* Description of the task:
Every record should be written out exactly, please.

* Stored data:
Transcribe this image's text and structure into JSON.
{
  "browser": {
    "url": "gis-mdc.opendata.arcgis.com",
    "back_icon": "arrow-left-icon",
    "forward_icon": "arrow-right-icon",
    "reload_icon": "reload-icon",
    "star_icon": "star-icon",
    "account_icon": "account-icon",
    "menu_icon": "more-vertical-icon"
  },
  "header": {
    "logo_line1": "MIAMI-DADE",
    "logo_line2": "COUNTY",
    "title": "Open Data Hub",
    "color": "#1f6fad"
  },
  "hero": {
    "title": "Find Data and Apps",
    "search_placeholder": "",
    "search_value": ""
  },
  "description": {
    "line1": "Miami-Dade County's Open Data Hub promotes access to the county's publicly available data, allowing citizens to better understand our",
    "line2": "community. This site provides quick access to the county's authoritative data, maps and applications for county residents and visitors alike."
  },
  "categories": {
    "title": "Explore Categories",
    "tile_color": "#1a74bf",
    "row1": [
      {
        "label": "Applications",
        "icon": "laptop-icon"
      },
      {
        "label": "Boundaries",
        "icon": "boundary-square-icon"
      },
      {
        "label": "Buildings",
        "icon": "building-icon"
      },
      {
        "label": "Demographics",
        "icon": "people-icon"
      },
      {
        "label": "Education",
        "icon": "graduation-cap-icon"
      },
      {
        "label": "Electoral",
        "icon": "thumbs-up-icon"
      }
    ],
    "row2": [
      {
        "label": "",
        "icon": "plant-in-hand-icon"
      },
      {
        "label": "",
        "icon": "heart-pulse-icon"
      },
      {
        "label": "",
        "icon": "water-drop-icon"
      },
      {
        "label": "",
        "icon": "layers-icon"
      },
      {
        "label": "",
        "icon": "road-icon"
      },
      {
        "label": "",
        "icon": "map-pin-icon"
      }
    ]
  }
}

* Exercise response:
Transcribe this image's text and structure into JSON.
{
  "browser": {
    "url": "gis-mdc.opendata.arcgis.com",
    "back_icon": "arrow-left-icon",
    "forward_icon": "arrow-right-icon",
    "reload_icon": "reload-icon",
    "star_icon": "star-icon",
    "account_icon": "account-icon",
    "menu_icon": "more-vertical-icon"
  },
  "header": {
    "logo_line1": "MIAMI-DADE",
    "logo_line2": "COUNTY",
    "title": "Open Data Hub",
    "color": "#1f6fad"
  },
  "hero": {
    "title": "Find Data and Apps",
    "search_placeholder": "",
    "search_value": ""
  },
  "description": {
    "line1": "Miami-Dade County's Open Data Hub promotes access to the county's publicly available data, allowing citizens to better understand our",
    "line2": "community. This site provides quick access to the county's authoritative data, maps and applications for county residents and visitors alike."
  },
  "categories": {
    "title": "Explore Categories",
    "tile_color": "#1a74bf",
    "row1": [
      {
        "label": "Applications",
        "icon": "laptop-icon"
      },
      {
        "label": "Boundaries",
        "icon": "boundary-square-icon"
      },
      {
        "label": "Buildings",
        "icon": "building-icon"
      },
      {
        "label": "Demographics",
        "icon": "people-icon"
      },
      {
        "label": "Education",
        "icon": "graduation-cap-icon"
      },
      {
        "label": "Electoral",
        "icon": "thumbs-up-icon"
      }
    ],
    "row2": [
      {
        "label": "",
        "icon": "plant-in-hand-icon"
      },
      {
        "label": "",
        "icon": "heart-pulse-icon"
      },
      {
        "label": "",
        "icon": "water-drop-icon"
      },
      {
        "label": "",
        "icon": "layers-icon"
      },
      {
        "label": "",
        "icon": "road-icon"
      },
      {
        "label": "",
        "icon": "map-pin-icon"
      }
    ]
  }
}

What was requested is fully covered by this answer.